ESTRATTO:
******************************
Come spesso accade, casualità e contingenza sono gli ingredienti decisivi di un prodotto straordinario. È il caso del Formaggio di fossa, per il quale non ci si può esimere dal racconto di alcuni cenni storici, o forse leggendari, che ne segnano la genesi. Secondo la tradizione l’origine risale all’anno 1486, quando Alfonso d’Aragona, figlio del re di Napoli, dopo essere stato sconfitto dai francesi ottenne ospitalità da Girolamo Riario, Signore di Forlì. Dopo qualche tempo, le risorse del signore forlivese cominciarono a scarseggiare e le affamate truppe ospiti iniziarono a depredare i contadini delle zone circostanti. Questi per difendersi iniziarono a nascondere le proprie provviste nelle fosse di arenaria. Con la partenza delle truppe, nel mese di novembre, gli abitanti riaprirono le fosse con i cibi ormai salvi dalla razzia.
******************************
ELENCO DEI DATI:
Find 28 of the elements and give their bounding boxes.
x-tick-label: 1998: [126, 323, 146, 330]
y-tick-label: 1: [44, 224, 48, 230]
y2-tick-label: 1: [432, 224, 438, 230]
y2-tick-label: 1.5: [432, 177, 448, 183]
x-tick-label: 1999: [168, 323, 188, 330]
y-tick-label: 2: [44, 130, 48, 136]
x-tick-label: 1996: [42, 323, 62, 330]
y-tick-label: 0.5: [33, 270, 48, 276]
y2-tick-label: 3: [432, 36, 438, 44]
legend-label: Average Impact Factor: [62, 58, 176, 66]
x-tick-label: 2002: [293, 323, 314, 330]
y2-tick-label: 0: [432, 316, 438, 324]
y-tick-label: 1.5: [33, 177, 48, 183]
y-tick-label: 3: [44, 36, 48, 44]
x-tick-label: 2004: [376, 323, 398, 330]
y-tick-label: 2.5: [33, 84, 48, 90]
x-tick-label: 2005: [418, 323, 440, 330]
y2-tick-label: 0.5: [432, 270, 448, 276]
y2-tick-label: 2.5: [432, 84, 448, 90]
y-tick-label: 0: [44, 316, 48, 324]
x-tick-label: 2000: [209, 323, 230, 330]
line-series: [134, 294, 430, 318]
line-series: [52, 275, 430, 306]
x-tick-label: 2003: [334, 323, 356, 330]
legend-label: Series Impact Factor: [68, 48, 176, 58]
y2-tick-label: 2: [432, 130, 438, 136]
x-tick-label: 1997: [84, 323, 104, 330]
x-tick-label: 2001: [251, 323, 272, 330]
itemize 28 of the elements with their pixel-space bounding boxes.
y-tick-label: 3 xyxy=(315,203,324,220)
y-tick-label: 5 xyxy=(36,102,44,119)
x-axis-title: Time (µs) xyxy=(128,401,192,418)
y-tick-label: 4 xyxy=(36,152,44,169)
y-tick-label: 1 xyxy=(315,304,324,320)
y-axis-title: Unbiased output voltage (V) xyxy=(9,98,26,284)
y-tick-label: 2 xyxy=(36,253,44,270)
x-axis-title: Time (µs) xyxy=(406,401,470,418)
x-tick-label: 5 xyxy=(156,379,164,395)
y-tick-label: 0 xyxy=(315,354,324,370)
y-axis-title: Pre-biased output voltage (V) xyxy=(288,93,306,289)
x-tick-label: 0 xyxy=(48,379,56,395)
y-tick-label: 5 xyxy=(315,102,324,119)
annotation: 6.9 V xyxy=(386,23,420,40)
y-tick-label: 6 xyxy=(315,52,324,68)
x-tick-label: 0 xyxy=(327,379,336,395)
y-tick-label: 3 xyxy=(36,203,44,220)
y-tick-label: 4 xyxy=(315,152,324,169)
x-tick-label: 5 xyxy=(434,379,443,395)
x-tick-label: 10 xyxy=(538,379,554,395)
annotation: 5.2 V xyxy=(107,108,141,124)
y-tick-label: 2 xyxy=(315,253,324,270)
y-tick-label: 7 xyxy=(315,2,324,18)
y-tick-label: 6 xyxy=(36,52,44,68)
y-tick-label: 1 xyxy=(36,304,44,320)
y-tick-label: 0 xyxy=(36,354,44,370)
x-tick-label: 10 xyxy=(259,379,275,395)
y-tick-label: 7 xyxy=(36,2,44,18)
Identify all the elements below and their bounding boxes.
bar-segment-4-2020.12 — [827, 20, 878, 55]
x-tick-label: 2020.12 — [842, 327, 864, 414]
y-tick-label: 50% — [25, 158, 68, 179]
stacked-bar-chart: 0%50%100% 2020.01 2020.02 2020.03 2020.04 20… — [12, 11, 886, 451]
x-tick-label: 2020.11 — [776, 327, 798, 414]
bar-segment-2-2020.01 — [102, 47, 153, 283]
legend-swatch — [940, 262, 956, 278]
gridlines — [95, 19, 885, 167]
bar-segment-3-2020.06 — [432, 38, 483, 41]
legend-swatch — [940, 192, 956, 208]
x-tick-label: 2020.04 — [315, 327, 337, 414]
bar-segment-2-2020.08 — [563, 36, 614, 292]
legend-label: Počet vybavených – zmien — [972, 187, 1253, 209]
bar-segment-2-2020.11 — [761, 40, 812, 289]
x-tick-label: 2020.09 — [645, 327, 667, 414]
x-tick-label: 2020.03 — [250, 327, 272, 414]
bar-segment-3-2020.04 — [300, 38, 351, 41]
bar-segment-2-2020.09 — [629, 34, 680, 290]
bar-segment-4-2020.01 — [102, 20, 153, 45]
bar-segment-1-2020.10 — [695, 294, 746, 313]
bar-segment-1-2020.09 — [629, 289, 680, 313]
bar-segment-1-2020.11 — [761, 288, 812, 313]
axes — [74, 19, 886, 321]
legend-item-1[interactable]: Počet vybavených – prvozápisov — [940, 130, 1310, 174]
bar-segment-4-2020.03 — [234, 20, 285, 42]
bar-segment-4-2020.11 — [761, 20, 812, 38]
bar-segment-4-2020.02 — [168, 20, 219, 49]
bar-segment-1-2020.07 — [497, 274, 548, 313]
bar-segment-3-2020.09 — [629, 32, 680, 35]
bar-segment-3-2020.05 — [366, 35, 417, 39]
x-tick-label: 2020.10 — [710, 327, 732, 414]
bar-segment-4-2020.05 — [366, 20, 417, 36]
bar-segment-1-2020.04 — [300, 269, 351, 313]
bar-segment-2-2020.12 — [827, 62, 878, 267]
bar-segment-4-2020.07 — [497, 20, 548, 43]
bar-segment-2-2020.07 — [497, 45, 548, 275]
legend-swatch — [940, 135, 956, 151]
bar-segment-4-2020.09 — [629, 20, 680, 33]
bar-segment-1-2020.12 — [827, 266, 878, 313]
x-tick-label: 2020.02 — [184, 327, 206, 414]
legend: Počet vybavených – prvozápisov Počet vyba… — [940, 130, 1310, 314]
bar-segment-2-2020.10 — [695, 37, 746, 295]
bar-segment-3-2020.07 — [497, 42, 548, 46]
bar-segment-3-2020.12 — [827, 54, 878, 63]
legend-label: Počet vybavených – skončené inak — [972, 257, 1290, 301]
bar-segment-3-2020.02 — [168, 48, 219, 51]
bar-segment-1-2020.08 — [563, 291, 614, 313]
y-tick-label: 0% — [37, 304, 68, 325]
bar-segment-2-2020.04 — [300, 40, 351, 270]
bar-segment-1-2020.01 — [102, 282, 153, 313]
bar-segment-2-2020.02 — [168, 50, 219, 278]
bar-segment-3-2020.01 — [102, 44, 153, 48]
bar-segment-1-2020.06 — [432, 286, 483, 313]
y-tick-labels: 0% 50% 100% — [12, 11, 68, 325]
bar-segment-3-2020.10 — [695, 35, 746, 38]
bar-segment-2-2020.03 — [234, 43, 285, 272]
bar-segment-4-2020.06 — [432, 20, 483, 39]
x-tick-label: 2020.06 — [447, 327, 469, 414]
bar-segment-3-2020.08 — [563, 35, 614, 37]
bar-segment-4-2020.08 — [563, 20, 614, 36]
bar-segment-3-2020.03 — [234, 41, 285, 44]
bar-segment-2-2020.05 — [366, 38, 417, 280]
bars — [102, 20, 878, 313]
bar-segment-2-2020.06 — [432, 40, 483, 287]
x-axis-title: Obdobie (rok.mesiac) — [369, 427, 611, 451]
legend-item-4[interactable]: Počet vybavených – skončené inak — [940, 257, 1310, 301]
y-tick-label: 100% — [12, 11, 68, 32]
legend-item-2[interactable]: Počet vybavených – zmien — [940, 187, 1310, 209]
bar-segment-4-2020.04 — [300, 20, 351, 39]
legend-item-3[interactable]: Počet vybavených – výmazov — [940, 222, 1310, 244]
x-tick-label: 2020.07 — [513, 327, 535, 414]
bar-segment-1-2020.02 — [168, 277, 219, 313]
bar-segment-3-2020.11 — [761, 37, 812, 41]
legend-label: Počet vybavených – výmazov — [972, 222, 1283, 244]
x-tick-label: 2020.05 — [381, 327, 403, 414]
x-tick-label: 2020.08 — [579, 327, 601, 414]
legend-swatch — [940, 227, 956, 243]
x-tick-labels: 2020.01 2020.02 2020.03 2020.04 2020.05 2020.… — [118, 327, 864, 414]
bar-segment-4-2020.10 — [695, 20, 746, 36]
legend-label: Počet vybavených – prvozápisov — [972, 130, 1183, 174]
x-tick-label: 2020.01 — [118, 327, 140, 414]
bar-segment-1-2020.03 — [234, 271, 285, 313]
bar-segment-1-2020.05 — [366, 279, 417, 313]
******************************
SERIE DI ESERCIZI:
1. Riassumi in due frasi il testo sul formaggio di fossa.
2. Riproduci fedelmente la parte del testo sul formaggio di fossa che comincia con le parole "Come spesso accade, casualità" e termina con "salvi dalla razzia.".
3. Prosegui il testo sul formaggio di fossa a partire dalla sua ultima frase.
Le voci elencate qui non servono a nulla in questo lavoro.

SOLUZIONI DEGLI ESERCIZI:
1. Secondo la tradizione, l'origine del formaggio di fossa risale al 1486, quando Alfonso d'Aragona, sconfitto dai francesi, fu ospitato da Girolamo Riario, Signore di Forlì, e le sue truppe affamate cominciarono a depredare i contadini dei dintorni. Per difendersi, i contadini nascosero le provviste nelle fosse di arenaria e le riaprirono a novembre, dopo la partenza delle truppe.

2.
Come spesso accade, casualità e contingenza sono gli ingredienti decisivi di un prodotto straordinario. È il caso del Formaggio di fossa, per il quale non ci si può esimere dal racconto di alcuni cenni storici, o forse leggendari, che ne segnano la genesi. Secondo la tradizione l’origine risale all’anno 1486, quando Alfonso d’Aragona, figlio del re di Napoli, dopo essere stato sconfitto dai francesi ottenne ospitalità da Girolamo Riario, Signore di Forlì. Dopo qualche tempo, le risorse del signore forlivese cominciarono a scarseggiare e le affamate truppe ospiti iniziarono a depredare i contadini delle zone circostanti. Questi per difendersi iniziarono a nascondere le proprie provviste nelle fosse di arenaria. Con la partenza delle truppe, nel mese di novembre, gli abitanti riaprirono le fosse con i cibi ormai salvi dalla razzia.

3.
Proprio in questo lasso di tempo, casualità e contingenza, insieme a latte di pecora a volte misto a vaccino, avevano contribuito in modo determinante alla nascita-scoperta del Formaggio di fossa. Se la leggenda sia veritiera o meno non è dato sapere, di certo tuttavia questo formaggio compare in due inventari di fine XV secolo, che ne attestano la presenza nelle zone che poi ne diventeranno tipiche produttrici: le località di Sogliano al Rubicone in Emilia Romagna e Talamello nelle Marche (Dop Formaggio di Fossa di Sogliano). Il nome deriva quindi dalla sistemazione delle forme, nel periodo di fine agosto e per circa tre mesi, in fosse a forma di fiasco della profondità di circa 3 metri con diametro di 2. La tradizione prevede la bruciatura di paglia all’interno per sterilizzare ed eliminare l’eccessiva umidità; a ciò segue la copertura delle pareti con altra paglia e la sistemazione delle forme l’una su l’altra. Infine l’apertura viene sigillata con coperchi di legno e gesso, per venire riaperta solo il 25 novembre, giorno di Santa Caterina.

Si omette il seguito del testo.